> [The exercise] Gather up every line from the entries below that uses the word "压缩工具".
## BEGIN Provided entries
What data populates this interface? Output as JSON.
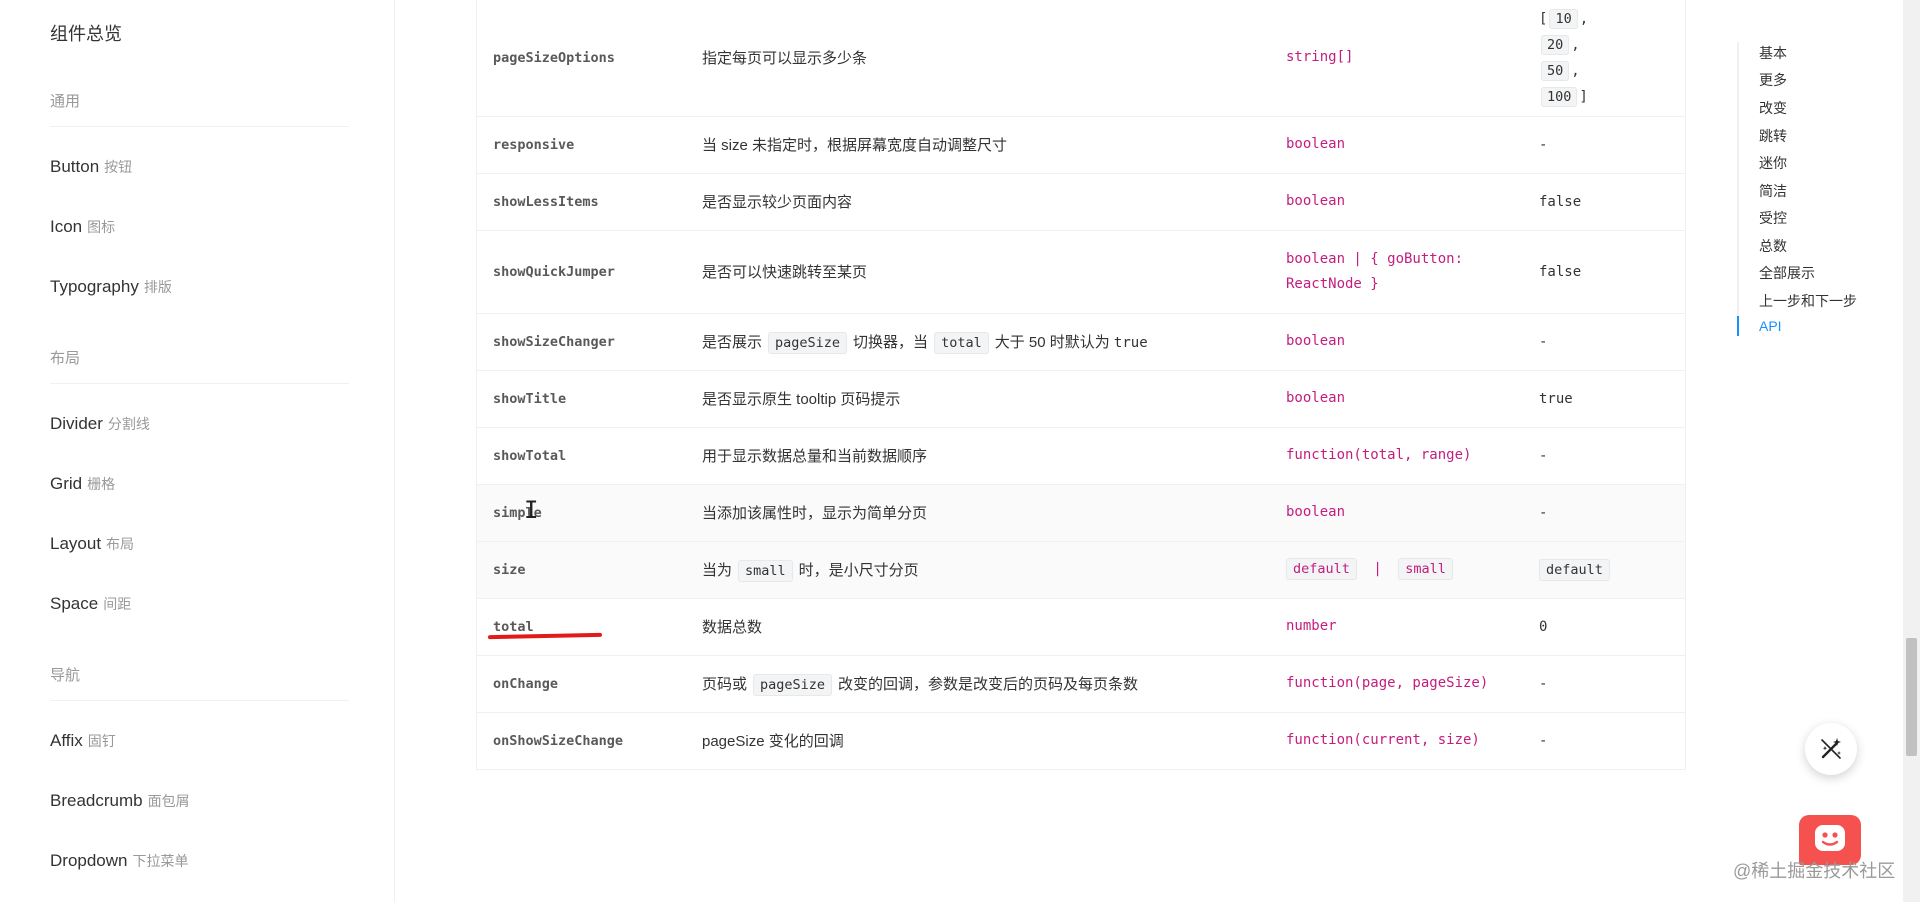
{
  "sidebar": {
    "title": "组件总览",
    "groups": {
      "general": "通用",
      "layout": "布局",
      "navigation": "导航"
    },
    "items": [
      {
        "en": "Button",
        "cn": "按钮"
      },
      {
        "en": "Icon",
        "cn": "图标"
      },
      {
        "en": "Typography",
        "cn": "排版"
      },
      {
        "en": "Divider",
        "cn": "分割线"
      },
      {
        "en": "Grid",
        "cn": "栅格"
      },
      {
        "en": "Layout",
        "cn": "布局"
      },
      {
        "en": "Space",
        "cn": "间距"
      },
      {
        "en": "Affix",
        "cn": "固钉"
      },
      {
        "en": "Breadcrumb",
        "cn": "面包屑"
      },
      {
        "en": "Dropdown",
        "cn": "下拉菜单"
      }
    ]
  },
  "table": {
    "rows": [
      {
        "prop": "pageSizeOptions",
        "desc": "指定每页可以显示多少条",
        "type": "string[]",
        "options": [
          "10",
          "20",
          "50",
          "100"
        ],
        "open": "[",
        "close": "]",
        "comma": ","
      },
      {
        "prop": "responsive",
        "desc": "当 size 未指定时，根据屏幕宽度自动调整尺寸",
        "type": "boolean",
        "def": "-"
      },
      {
        "prop": "showLessItems",
        "desc": "是否显示较少页面内容",
        "type": "boolean",
        "def": "false"
      },
      {
        "prop": "showQuickJumper",
        "desc": "是否可以快速跳转至某页",
        "type": "boolean | { goButton: ReactNode }",
        "def": "false"
      },
      {
        "prop": "showSizeChanger",
        "desc_a": "是否展示",
        "desc_code1": "pageSize",
        "desc_b": "切换器，当",
        "desc_code2": "total",
        "desc_c": "大于 50 时默认为",
        "desc_tail": "true",
        "type": "boolean",
        "def": "-"
      },
      {
        "prop": "showTitle",
        "desc": "是否显示原生 tooltip 页码提示",
        "type": "boolean",
        "def": "true"
      },
      {
        "prop": "showTotal",
        "desc": "用于显示数据总量和当前数据顺序",
        "type": "function(total, range)",
        "def": "-"
      },
      {
        "prop": "simple",
        "desc": "当添加该属性时，显示为简单分页",
        "type": "boolean",
        "def": "-"
      },
      {
        "prop": "size",
        "desc_a": "当为",
        "desc_code1": "small",
        "desc_b": "时，是小尺寸分页",
        "type_code1": "default",
        "type_sep": "|",
        "type_code2": "small",
        "def_code": "default"
      },
      {
        "prop": "total",
        "desc": "数据总数",
        "type": "number",
        "def": "0"
      },
      {
        "prop": "onChange",
        "desc_a": "页码或",
        "desc_code1": "pageSize",
        "desc_b": "改变的回调，参数是改变后的页码及每页条数",
        "type": "function(page, pageSize)",
        "def": "-"
      },
      {
        "prop": "onShowSizeChange",
        "desc": "pageSize 变化的回调",
        "type": "function(current, size)",
        "def": "-"
      }
    ]
  },
  "anchor": {
    "items": [
      "基本",
      "更多",
      "改变",
      "跳转",
      "迷你",
      "简洁",
      "受控",
      "总数",
      "全部展示",
      "上一步和下一步",
      "API"
    ],
    "active": "API"
  },
  "watermark": "@稀土掘金技术社区",
  "colors": {
    "accent": "#1890ff",
    "type_text": "#c41d7f",
    "annotation_red": "#e21a1a",
    "bot_red": "#f5524f"
  },
  "icons": {
    "fab": "magic-wand-icon",
    "bot": "chat-bot-icon"
  }
}
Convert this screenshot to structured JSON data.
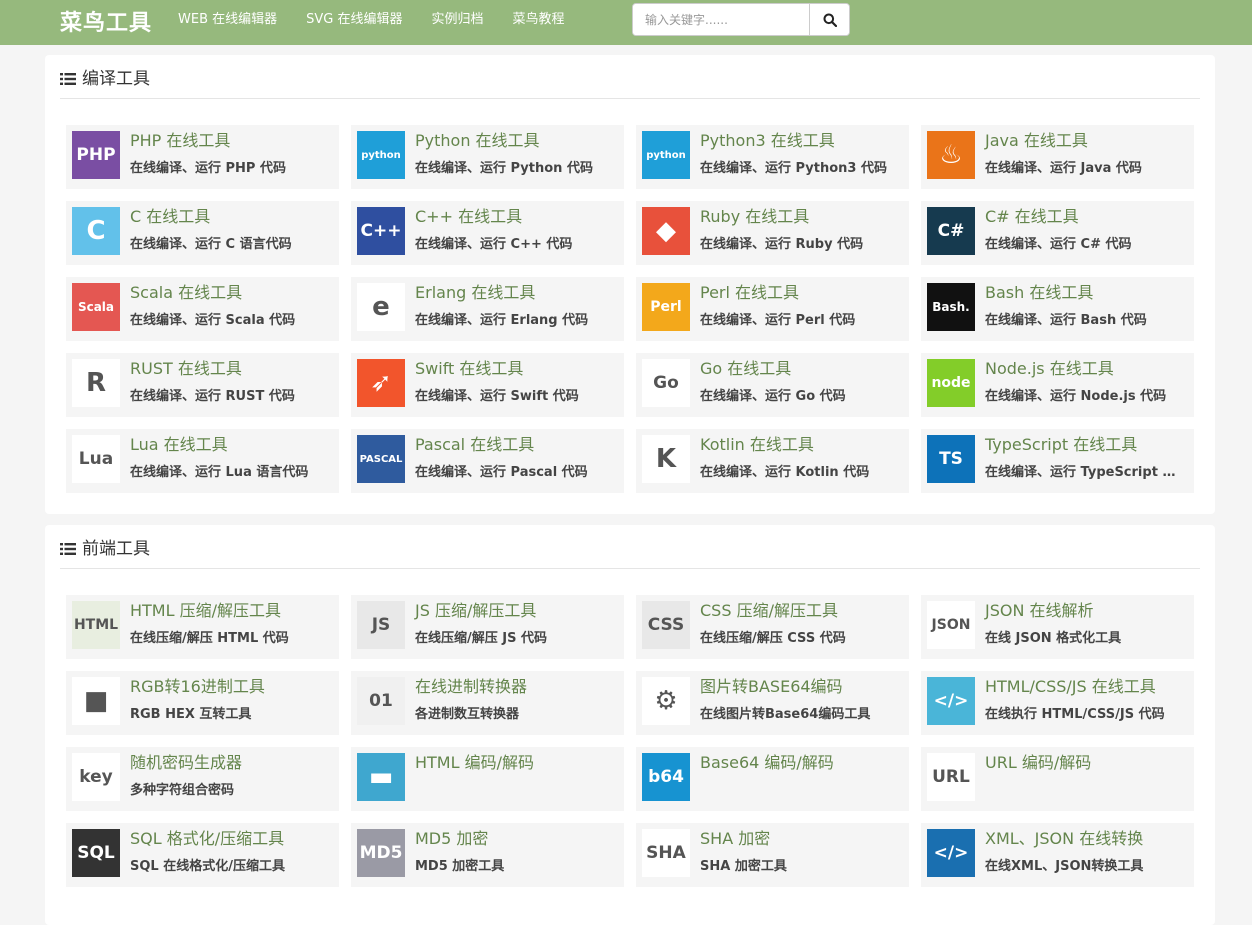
{
  "nav": {
    "brand": "菜鸟工具",
    "links": [
      "WEB 在线编辑器",
      "SVG 在线编辑器",
      "实例归档",
      "菜鸟教程"
    ],
    "search_placeholder": "输入关键字......"
  },
  "sections": [
    {
      "title": "编译工具",
      "items": [
        {
          "title": "PHP 在线工具",
          "desc": "在线编译、运行 PHP 代码",
          "icon": "php-icon",
          "bg": "#7a4ea3",
          "label": "PHP"
        },
        {
          "title": "Python 在线工具",
          "desc": "在线编译、运行 Python 代码",
          "icon": "python-icon",
          "bg": "#1f9fd8",
          "label": "python"
        },
        {
          "title": "Python3 在线工具",
          "desc": "在线编译、运行 Python3 代码",
          "icon": "python3-icon",
          "bg": "#1f9fd8",
          "label": "python"
        },
        {
          "title": "Java 在线工具",
          "desc": "在线编译、运行 Java 代码",
          "icon": "java-icon",
          "bg": "#ea7419",
          "label": "♨"
        },
        {
          "title": "C 在线工具",
          "desc": "在线编译、运行 C 语言代码",
          "icon": "c-icon",
          "bg": "#62c1ea",
          "label": "C"
        },
        {
          "title": "C++ 在线工具",
          "desc": "在线编译、运行 C++ 代码",
          "icon": "cpp-icon",
          "bg": "#2f4fa0",
          "label": "C++"
        },
        {
          "title": "Ruby 在线工具",
          "desc": "在线编译、运行 Ruby 代码",
          "icon": "ruby-icon",
          "bg": "#e8513b",
          "label": "◆"
        },
        {
          "title": "C# 在线工具",
          "desc": "在线编译、运行 C# 代码",
          "icon": "csharp-icon",
          "bg": "#163a4f",
          "label": "C#"
        },
        {
          "title": "Scala 在线工具",
          "desc": "在线编译、运行 Scala 代码",
          "icon": "scala-icon",
          "bg": "#e45752",
          "label": "Scala"
        },
        {
          "title": "Erlang 在线工具",
          "desc": "在线编译、运行 Erlang 代码",
          "icon": "erlang-icon",
          "bg": "#ffffff",
          "label": "e"
        },
        {
          "title": "Perl 在线工具",
          "desc": "在线编译、运行 Perl 代码",
          "icon": "perl-icon",
          "bg": "#f3a81b",
          "label": "Perl"
        },
        {
          "title": "Bash 在线工具",
          "desc": "在线编译、运行 Bash 代码",
          "icon": "bash-icon",
          "bg": "#111111",
          "label": "Bash."
        },
        {
          "title": "RUST 在线工具",
          "desc": "在线编译、运行 RUST 代码",
          "icon": "rust-icon",
          "bg": "#ffffff",
          "label": "R"
        },
        {
          "title": "Swift 在线工具",
          "desc": "在线编译、运行 Swift 代码",
          "icon": "swift-icon",
          "bg": "#f2552c",
          "label": "➶"
        },
        {
          "title": "Go 在线工具",
          "desc": "在线编译、运行 Go 代码",
          "icon": "go-gopher-icon",
          "bg": "#ffffff",
          "label": "Go"
        },
        {
          "title": "Node.js 在线工具",
          "desc": "在线编译、运行 Node.js 代码",
          "icon": "nodejs-icon",
          "bg": "#83cd29",
          "label": "node"
        },
        {
          "title": "Lua 在线工具",
          "desc": "在线编译、运行 Lua 语言代码",
          "icon": "lua-icon",
          "bg": "#ffffff",
          "label": "Lua"
        },
        {
          "title": "Pascal 在线工具",
          "desc": "在线编译、运行 Pascal 代码",
          "icon": "pascal-icon",
          "bg": "#2f5b9e",
          "label": "PASCAL"
        },
        {
          "title": "Kotlin 在线工具",
          "desc": "在线编译、运行 Kotlin 代码",
          "icon": "kotlin-icon",
          "bg": "#ffffff",
          "label": "K"
        },
        {
          "title": "TypeScript 在线工具",
          "desc": "在线编译、运行 TypeScript 代码",
          "icon": "typescript-icon",
          "bg": "#0d72b9",
          "label": "TS"
        }
      ]
    },
    {
      "title": "前端工具",
      "items": [
        {
          "title": "HTML 压缩/解压工具",
          "desc": "在线压缩/解压 HTML 代码",
          "icon": "html-compress-icon",
          "bg": "#e8eee0",
          "label": "HTML"
        },
        {
          "title": "JS 压缩/解压工具",
          "desc": "在线压缩/解压 JS 代码",
          "icon": "js-compress-icon",
          "bg": "#e8e8e8",
          "label": "JS"
        },
        {
          "title": "CSS 压缩/解压工具",
          "desc": "在线压缩/解压 CSS 代码",
          "icon": "css-compress-icon",
          "bg": "#e8e8e8",
          "label": "CSS"
        },
        {
          "title": "JSON 在线解析",
          "desc": "在线 JSON 格式化工具",
          "icon": "json-gear-icon",
          "bg": "#ffffff",
          "label": "JSON"
        },
        {
          "title": "RGB转16进制工具",
          "desc": "RGB HEX 互转工具",
          "icon": "rgb-cubes-icon",
          "bg": "#ffffff",
          "label": "■"
        },
        {
          "title": "在线进制转换器",
          "desc": "各进制数互转换器",
          "icon": "binary-converter-icon",
          "bg": "#f0f0f0",
          "label": "01"
        },
        {
          "title": "图片转BASE64编码",
          "desc": "在线图片转Base64编码工具",
          "icon": "base64-gears-icon",
          "bg": "#ffffff",
          "label": "⚙"
        },
        {
          "title": "HTML/CSS/JS 在线工具",
          "desc": "在线执行 HTML/CSS/JS 代码",
          "icon": "code-window-icon",
          "bg": "#4ab5d8",
          "label": "</>"
        },
        {
          "title": "随机密码生成器",
          "desc": "多种字符组合密码",
          "icon": "key-icon",
          "bg": "#ffffff",
          "label": "key"
        },
        {
          "title": "HTML 编码/解码",
          "desc": "",
          "icon": "monitor-icon",
          "bg": "#3fa7cf",
          "label": "▬"
        },
        {
          "title": "Base64 编码/解码",
          "desc": "",
          "icon": "b64-icon",
          "bg": "#1793d1",
          "label": "b64"
        },
        {
          "title": "URL 编码/解码",
          "desc": "",
          "icon": "url-document-icon",
          "bg": "#ffffff",
          "label": "URL"
        },
        {
          "title": "SQL 格式化/压缩工具",
          "desc": "SQL 在线格式化/压缩工具",
          "icon": "sql-database-icon",
          "bg": "#333333",
          "label": "SQL"
        },
        {
          "title": "MD5 加密",
          "desc": "MD5 加密工具",
          "icon": "md5-icon",
          "bg": "#9a9aa5",
          "label": "MD5"
        },
        {
          "title": "SHA 加密",
          "desc": "SHA 加密工具",
          "icon": "sha-database-key-icon",
          "bg": "#ffffff",
          "label": "SHA"
        },
        {
          "title": "XML、JSON 在线转换",
          "desc": "在线XML、JSON转换工具",
          "icon": "xml-json-icon",
          "bg": "#1a6fb0",
          "label": "</>"
        }
      ]
    }
  ]
}
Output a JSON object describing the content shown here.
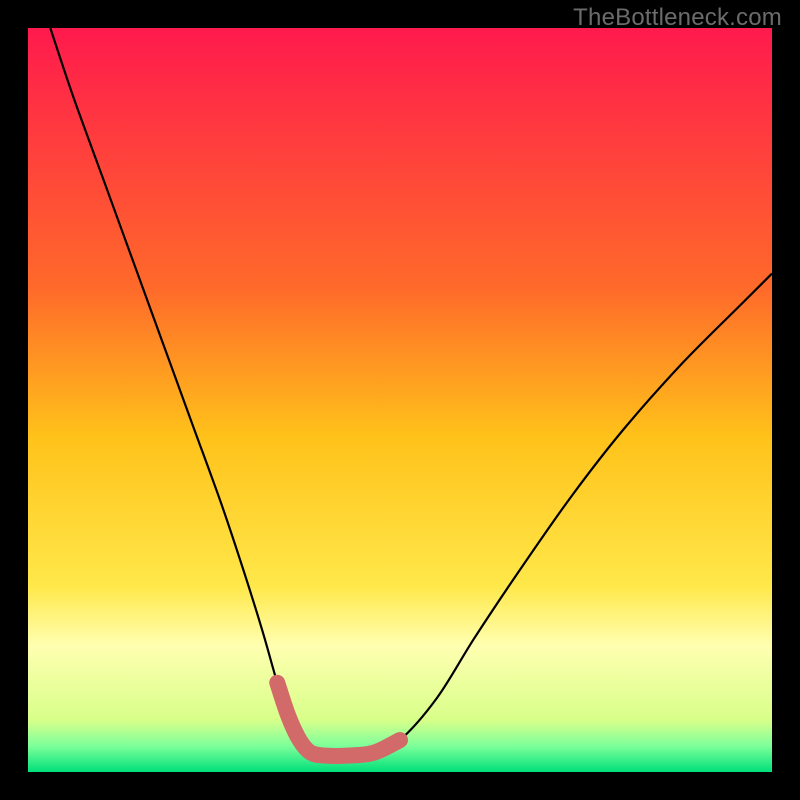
{
  "watermark": "TheBottleneck.com",
  "chart_data": {
    "type": "line",
    "title": "",
    "xlabel": "",
    "ylabel": "",
    "xlim": [
      0,
      100
    ],
    "ylim": [
      0,
      100
    ],
    "background_gradient": {
      "stops": [
        {
          "offset": 0.0,
          "color": "#ff1a4d"
        },
        {
          "offset": 0.35,
          "color": "#ff6a2a"
        },
        {
          "offset": 0.55,
          "color": "#ffc21a"
        },
        {
          "offset": 0.75,
          "color": "#ffe84a"
        },
        {
          "offset": 0.83,
          "color": "#ffffb0"
        },
        {
          "offset": 0.93,
          "color": "#d8ff8a"
        },
        {
          "offset": 0.965,
          "color": "#7dff9a"
        },
        {
          "offset": 1.0,
          "color": "#00e07a"
        }
      ]
    },
    "series": [
      {
        "name": "bottleneck-curve",
        "stroke": "#000000",
        "stroke_width": 2.2,
        "x": [
          3,
          6,
          10,
          14,
          18,
          22,
          26,
          29,
          31.5,
          33.5,
          35,
          36.5,
          38,
          40,
          43,
          46.5,
          50,
          55,
          60,
          66,
          73,
          80,
          88,
          96,
          100
        ],
        "y": [
          100,
          91,
          80,
          69,
          58,
          47,
          36,
          27,
          19,
          12,
          7.5,
          4.3,
          2.6,
          2.2,
          2.2,
          2.6,
          4.3,
          10,
          18,
          27,
          37,
          46,
          55,
          63,
          67
        ]
      },
      {
        "name": "optimal-band",
        "stroke": "#d36a6a",
        "stroke_width": 16,
        "linecap": "round",
        "x": [
          33.5,
          35,
          36.5,
          38,
          40,
          43,
          46.5,
          50
        ],
        "y": [
          12,
          7.5,
          4.3,
          2.6,
          2.2,
          2.2,
          2.6,
          4.3
        ]
      }
    ]
  }
}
## END Provided entries
> [The result]
          "title": "SQL 格式化/压缩工具",
          "desc": "SQL 在线格式化/压缩工具",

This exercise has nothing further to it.